▸ **Short exercise**: Give every entry again, word for word and in full.

[Collected data]
##############################

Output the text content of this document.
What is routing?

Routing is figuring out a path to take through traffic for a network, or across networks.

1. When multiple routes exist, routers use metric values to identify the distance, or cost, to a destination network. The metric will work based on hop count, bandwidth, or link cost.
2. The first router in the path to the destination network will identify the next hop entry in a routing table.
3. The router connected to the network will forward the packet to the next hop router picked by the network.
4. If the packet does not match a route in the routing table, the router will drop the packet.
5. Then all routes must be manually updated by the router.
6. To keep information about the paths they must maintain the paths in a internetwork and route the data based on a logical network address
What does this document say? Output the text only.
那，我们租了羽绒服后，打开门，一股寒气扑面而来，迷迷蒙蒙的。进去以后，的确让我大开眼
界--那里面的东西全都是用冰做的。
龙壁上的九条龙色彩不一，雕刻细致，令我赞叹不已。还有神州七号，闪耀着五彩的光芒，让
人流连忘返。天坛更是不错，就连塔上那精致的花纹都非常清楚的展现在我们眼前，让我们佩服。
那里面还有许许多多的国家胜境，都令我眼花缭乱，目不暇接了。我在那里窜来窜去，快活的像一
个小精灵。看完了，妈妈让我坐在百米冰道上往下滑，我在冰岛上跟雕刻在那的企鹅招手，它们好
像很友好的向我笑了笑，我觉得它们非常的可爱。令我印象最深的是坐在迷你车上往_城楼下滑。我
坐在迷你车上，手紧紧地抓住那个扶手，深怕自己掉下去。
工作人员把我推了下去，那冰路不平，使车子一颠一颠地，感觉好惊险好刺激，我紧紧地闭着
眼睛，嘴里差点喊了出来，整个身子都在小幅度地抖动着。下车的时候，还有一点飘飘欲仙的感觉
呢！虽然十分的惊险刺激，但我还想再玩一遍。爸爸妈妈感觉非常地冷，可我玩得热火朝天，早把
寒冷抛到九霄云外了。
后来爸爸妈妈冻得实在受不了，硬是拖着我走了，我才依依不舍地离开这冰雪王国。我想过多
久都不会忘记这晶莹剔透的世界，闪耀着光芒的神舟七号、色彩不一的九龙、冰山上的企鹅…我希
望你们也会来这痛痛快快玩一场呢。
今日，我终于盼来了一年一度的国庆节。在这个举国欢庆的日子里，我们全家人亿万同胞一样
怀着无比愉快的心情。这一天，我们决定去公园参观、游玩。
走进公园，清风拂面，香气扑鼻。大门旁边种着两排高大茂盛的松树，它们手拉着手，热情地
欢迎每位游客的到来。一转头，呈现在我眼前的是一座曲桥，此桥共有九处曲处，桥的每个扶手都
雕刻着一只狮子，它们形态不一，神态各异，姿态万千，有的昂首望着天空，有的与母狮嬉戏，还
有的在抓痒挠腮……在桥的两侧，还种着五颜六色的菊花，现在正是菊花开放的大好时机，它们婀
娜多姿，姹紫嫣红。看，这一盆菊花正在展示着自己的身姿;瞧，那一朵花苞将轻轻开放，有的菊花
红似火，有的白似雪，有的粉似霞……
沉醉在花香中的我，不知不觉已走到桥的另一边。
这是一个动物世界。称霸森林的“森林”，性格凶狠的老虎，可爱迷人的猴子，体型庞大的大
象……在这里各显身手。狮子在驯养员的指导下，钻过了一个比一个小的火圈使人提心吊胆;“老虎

##############################

▸ **Worked answer**:
Output the text content of this document.
What is routing?

Routing is figuring out a path to take through traffic for a network, or across networks.

1. When multiple routes exist, routers use metric values to identify the distance, or cost, to a destination network. The metric will work based on hop count, bandwidth, or link cost.
2. The first router in the path to the destination network will identify the next hop entry in a routing table.
3. The router connected to the network will forward the packet to the next hop router picked by the network.
4. If the packet does not match a route in the routing table, the router will drop the packet.
5. Then all routes must be manually updated by the router.
6. To keep information about the paths they must maintain the paths in a internetwork and route the data based on a logical network address
What does this document say? Output the text only.
那，我们租了羽绒服后，打开门，一股寒气扑面而来，迷迷蒙蒙的。进去以后，的确让我大开眼
界--那里面的东西全都是用冰做的。
龙壁上的九条龙色彩不一，雕刻细致，令我赞叹不已。还有神州七号，闪耀着五彩的光芒，让
人流连忘返。天坛更是不错，就连塔上那精致的花纹都非常清楚的展现在我们眼前，让我们佩服。
那里面还有许许多多的国家胜境，都令我眼花缭乱，目不暇接了。我在那里窜来窜去，快活的像一
个小精灵。看完了，妈妈让我坐在百米冰道上往下滑，我在冰岛上跟雕刻在那的企鹅招手，它们好
像很友好的向我笑了笑，我觉得它们非常的可爱。令我印象最深的是坐在迷你车上往_城楼下滑。我
坐在迷你车上，手紧紧地抓住那个扶手，深怕自己掉下去。
工作人员把我推了下去，那冰路不平，使车子一颠一颠地，感觉好惊险好刺激，我紧紧地闭着
眼睛，嘴里差点喊了出来，整个身子都在小幅度地抖动着。下车的时候，还有一点飘飘欲仙的感觉
呢！虽然十分的惊险刺激，但我还想再玩一遍。爸爸妈妈感觉非常地冷，可我玩得热火朝天，早把
寒冷抛到九霄云外了。
后来爸爸妈妈冻得实在受不了，硬是拖着我走了，我才依依不舍地离开这冰雪王国。我想过多
久都不会忘记这晶莹剔透的世界，闪耀着光芒的神舟七号、色彩不一的九龙、冰山上的企鹅…我希
望你们也会来这痛痛快快玩一场呢。
今日，我终于盼来了一年一度的国庆节。在这个举国欢庆的日子里，我们全家人亿万同胞一样
怀着无比愉快的心情。这一天，我们决定去公园参观、游玩。
走进公园，清风拂面，香气扑鼻。大门旁边种着两排高大茂盛的松树，它们手拉着手，热情地
欢迎每位游客的到来。一转头，呈现在我眼前的是一座曲桥，此桥共有九处曲处，桥的每个扶手都
雕刻着一只狮子，它们形态不一，神态各异，姿态万千，有的昂首望着天空，有的与母狮嬉戏，还
有的在抓痒挠腮……在桥的两侧，还种着五颜六色的菊花，现在正是菊花开放的大好时机，它们婀
娜多姿，姹紫嫣红。看，这一盆菊花正在展示着自己的身姿;瞧，那一朵花苞将轻轻开放，有的菊花
红似火，有的白似雪，有的粉似霞……
沉醉在花香中的我，不知不觉已走到桥的另一边。
这是一个动物世界。称霸森林的“森林”，性格凶狠的老虎，可爱迷人的猴子，体型庞大的大
象……在这里各显身手。狮子在驯养员的指导下，钻过了一个比一个小的火圈使人提心吊胆;“老虎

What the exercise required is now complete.